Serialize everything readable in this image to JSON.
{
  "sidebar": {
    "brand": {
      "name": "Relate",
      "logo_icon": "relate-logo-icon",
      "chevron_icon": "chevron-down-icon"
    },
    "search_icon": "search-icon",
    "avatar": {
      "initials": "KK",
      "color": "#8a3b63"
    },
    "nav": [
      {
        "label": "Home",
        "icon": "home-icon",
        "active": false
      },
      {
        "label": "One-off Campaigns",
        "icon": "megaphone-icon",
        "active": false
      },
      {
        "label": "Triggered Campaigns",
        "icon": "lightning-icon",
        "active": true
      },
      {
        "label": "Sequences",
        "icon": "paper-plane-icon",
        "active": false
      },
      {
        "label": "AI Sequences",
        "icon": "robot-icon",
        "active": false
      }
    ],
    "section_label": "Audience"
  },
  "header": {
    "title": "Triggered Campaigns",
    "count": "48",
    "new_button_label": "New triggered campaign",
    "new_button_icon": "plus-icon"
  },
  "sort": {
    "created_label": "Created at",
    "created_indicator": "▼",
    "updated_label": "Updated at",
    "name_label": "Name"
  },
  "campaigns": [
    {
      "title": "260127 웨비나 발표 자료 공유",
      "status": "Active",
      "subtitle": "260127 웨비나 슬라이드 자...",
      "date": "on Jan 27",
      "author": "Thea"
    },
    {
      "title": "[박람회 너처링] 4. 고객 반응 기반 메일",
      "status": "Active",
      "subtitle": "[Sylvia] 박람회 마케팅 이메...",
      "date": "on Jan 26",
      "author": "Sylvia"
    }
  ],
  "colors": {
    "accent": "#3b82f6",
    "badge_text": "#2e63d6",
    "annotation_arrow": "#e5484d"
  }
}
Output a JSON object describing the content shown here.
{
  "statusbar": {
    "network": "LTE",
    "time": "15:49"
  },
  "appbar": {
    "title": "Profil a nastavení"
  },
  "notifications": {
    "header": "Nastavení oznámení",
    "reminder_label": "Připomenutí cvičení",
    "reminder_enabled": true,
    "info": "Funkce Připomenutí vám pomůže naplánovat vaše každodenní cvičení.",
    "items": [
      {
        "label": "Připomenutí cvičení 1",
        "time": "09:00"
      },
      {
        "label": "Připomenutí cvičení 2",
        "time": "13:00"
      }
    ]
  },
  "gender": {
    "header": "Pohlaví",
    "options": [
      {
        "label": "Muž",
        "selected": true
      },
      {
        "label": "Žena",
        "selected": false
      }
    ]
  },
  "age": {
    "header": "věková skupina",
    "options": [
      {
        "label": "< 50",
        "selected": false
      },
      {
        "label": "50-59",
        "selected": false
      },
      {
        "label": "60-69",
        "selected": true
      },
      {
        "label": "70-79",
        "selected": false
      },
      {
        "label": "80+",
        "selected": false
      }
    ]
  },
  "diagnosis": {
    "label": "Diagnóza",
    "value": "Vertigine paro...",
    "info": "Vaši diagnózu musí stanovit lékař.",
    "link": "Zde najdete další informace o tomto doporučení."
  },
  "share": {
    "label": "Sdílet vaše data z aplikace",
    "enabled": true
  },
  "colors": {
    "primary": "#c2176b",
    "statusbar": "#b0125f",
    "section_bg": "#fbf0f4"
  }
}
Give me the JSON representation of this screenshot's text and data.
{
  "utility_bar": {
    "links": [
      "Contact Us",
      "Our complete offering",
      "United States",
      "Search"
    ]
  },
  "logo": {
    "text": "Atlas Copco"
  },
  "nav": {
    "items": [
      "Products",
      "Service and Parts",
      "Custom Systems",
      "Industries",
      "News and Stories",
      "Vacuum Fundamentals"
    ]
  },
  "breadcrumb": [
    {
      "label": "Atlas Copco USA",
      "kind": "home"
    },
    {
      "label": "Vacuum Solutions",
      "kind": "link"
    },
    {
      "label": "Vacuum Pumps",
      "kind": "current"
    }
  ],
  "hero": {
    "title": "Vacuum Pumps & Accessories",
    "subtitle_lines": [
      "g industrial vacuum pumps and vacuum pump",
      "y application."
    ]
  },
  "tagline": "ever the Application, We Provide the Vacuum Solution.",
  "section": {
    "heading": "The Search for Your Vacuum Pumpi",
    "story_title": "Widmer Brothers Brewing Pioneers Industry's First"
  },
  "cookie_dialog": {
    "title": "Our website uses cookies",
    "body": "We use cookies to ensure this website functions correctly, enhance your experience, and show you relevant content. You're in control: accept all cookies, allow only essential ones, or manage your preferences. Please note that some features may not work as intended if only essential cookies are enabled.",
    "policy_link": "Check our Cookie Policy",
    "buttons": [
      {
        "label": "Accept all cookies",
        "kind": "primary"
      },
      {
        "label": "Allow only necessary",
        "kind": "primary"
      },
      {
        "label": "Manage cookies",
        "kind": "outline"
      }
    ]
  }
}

Task brief: Extract every line containing the string "vaše" from the material.

Answer for the task:
    "info": "Funkce Připomenutí vám pomůže naplánovat vaše každodenní cvičení.",
    "label": "Sdílet vaše data z aplikace",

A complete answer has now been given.